--- Start of Data lines ---

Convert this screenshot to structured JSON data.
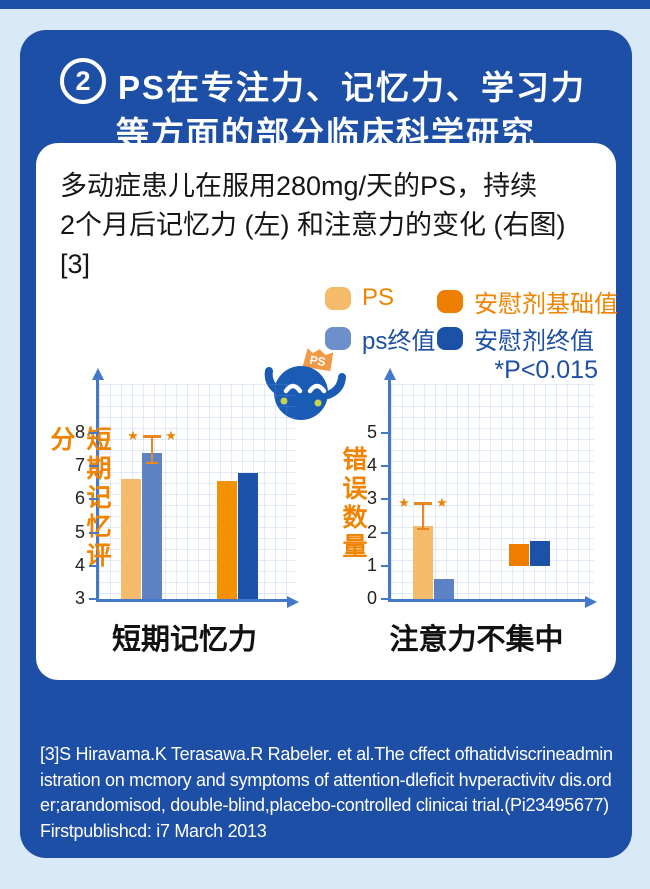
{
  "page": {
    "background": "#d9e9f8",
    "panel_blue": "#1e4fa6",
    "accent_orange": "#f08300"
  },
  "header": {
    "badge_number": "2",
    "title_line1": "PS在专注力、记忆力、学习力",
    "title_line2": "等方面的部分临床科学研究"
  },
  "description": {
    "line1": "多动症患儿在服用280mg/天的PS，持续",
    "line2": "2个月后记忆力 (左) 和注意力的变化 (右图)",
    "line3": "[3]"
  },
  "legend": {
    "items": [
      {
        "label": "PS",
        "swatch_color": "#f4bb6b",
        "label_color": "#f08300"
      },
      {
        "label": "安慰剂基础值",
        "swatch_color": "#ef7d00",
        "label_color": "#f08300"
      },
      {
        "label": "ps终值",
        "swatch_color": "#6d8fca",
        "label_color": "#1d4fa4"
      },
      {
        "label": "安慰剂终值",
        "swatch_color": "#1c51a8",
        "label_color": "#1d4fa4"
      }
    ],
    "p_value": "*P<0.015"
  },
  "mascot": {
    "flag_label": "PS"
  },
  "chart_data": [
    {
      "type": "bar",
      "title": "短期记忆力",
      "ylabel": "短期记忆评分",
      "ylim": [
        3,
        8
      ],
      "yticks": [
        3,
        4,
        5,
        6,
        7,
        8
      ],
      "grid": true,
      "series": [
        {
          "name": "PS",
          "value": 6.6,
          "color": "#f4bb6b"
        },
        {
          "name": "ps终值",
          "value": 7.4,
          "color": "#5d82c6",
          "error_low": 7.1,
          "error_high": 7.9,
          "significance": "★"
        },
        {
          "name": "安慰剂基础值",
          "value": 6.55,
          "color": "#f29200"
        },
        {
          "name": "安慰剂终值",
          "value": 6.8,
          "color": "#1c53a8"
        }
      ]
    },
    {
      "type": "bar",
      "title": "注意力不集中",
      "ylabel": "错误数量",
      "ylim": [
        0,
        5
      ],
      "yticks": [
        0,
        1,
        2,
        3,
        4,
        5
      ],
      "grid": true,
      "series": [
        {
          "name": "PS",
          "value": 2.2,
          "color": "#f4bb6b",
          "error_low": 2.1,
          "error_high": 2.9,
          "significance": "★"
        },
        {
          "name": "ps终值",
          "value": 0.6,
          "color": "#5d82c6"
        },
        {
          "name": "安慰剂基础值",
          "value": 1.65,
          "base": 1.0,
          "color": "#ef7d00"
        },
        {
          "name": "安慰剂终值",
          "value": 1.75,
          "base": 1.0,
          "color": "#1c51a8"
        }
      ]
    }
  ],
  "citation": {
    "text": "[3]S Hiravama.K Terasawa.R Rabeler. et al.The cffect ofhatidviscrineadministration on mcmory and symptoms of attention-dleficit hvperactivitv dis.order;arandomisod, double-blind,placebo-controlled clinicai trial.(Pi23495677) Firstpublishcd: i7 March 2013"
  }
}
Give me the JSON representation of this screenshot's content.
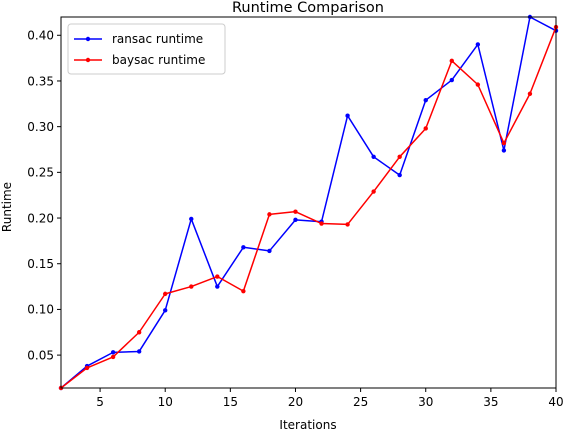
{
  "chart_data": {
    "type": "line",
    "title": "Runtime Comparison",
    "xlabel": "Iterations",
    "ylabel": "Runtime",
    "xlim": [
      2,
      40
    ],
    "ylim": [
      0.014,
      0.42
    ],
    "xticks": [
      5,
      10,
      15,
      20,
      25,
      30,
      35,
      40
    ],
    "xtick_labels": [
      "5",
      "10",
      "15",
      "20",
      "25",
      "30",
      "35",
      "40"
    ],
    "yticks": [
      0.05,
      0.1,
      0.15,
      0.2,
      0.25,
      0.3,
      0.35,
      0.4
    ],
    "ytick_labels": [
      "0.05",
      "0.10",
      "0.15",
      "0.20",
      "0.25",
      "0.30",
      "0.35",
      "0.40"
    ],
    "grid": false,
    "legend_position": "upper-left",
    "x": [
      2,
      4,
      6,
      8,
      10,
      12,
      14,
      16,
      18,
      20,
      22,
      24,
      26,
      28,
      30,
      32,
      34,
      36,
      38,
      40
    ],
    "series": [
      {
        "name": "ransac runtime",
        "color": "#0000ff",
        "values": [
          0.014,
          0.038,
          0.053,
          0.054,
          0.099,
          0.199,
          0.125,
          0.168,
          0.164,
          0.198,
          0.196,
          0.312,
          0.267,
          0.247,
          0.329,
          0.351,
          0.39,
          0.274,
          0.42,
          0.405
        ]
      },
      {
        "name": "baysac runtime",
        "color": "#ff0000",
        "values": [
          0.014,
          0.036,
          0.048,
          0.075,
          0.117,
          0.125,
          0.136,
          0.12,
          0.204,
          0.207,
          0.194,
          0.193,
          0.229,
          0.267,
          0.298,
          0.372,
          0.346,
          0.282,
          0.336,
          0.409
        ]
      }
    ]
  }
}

--- End of Data lines ---

- Your task
Output a single number: how many lines contain the word "screenshot".

- Answer to this task
2